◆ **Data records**

---

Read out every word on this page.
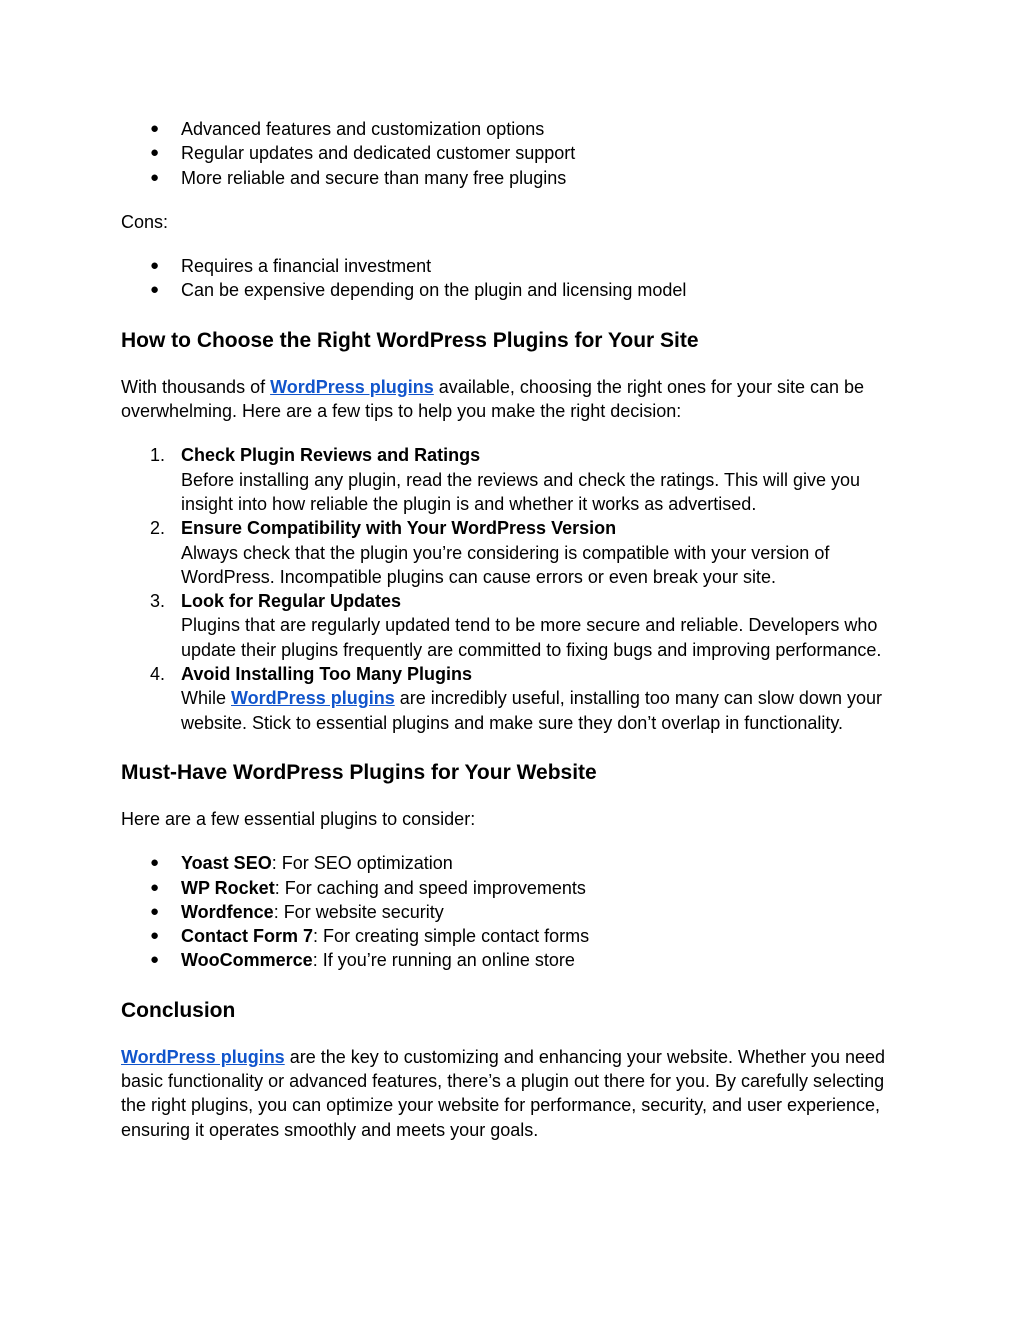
● Advanced features and customization options
● Regular updates and dedicated customer support
● More reliable and secure than many free plugins

Cons:

● Requires a financial investment
● Can be expensive depending on the plugin and licensing model
How to Choose the Right WordPress Plugins for Your Site

With thousands of WordPress plugins available, choosing the right ones for your site can be overwhelming. Here are a few tips to help you make the right decision:

1. Check Plugin Reviews and Ratings
Before installing any plugin, read the reviews and check the ratings. This will give you insight into how reliable the plugin is and whether it works as advertised.
2. Ensure Compatibility with Your WordPress Version
Always check that the plugin you’re considering is compatible with your version of WordPress. Incompatible plugins can cause errors or even break your site.
3. Look for Regular Updates
Plugins that are regularly updated tend to be more secure and reliable. Developers who update their plugins frequently are committed to fixing bugs and improving performance.
4. Avoid Installing Too Many Plugins
While WordPress plugins are incredibly useful, installing too many can slow down your website. Stick to essential plugins and make sure they don’t overlap in functionality.
Must-Have WordPress Plugins for Your Website

Here are a few essential plugins to consider:

● Yoast SEO: For SEO optimization
● WP Rocket: For caching and speed improvements
● Wordfence: For website security
● Contact Form 7: For creating simple contact forms
● WooCommerce: If you’re running an online store
Conclusion

WordPress plugins are the key to customizing and enhancing your website. Whether you need basic functionality or advanced features, there’s a plugin out there for you. By carefully selecting the right plugins, you can optimize your website for performance, security, and user experience, ensuring it operates smoothly and meets your goals.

---

◆ **Task objective**
Your task is to repeat the data above exactly while excluding the pictures.

◆ **Response**
Read out every word on this page.
● Advanced features and customization options
● Regular updates and dedicated customer support
● More reliable and secure than many free plugins

Cons:

● Requires a financial investment
● Can be expensive depending on the plugin and licensing model
How to Choose the Right WordPress Plugins for Your Site

With thousands of WordPress plugins available, choosing the right ones for your site can be overwhelming. Here are a few tips to help you make the right decision:

1. Check Plugin Reviews and Ratings
Before installing any plugin, read the reviews and check the ratings. This will give you insight into how reliable the plugin is and whether it works as advertised.
2. Ensure Compatibility with Your WordPress Version
Always check that the plugin you’re considering is compatible with your version of WordPress. Incompatible plugins can cause errors or even break your site.
3. Look for Regular Updates
Plugins that are regularly updated tend to be more secure and reliable. Developers who update their plugins frequently are committed to fixing bugs and improving performance.
4. Avoid Installing Too Many Plugins
While WordPress plugins are incredibly useful, installing too many can slow down your website. Stick to essential plugins and make sure they don’t overlap in functionality.
Must-Have WordPress Plugins for Your Website

Here are a few essential plugins to consider:

● Yoast SEO: For SEO optimization
● WP Rocket: For caching and speed improvements
● Wordfence: For website security
● Contact Form 7: For creating simple contact forms
● WooCommerce: If you’re running an online store
Conclusion

WordPress plugins are the key to customizing and enhancing your website. Whether you need basic functionality or advanced features, there’s a plugin out there for you. By carefully selecting the right plugins, you can optimize your website for performance, security, and user experience, ensuring it operates smoothly and meets your goals.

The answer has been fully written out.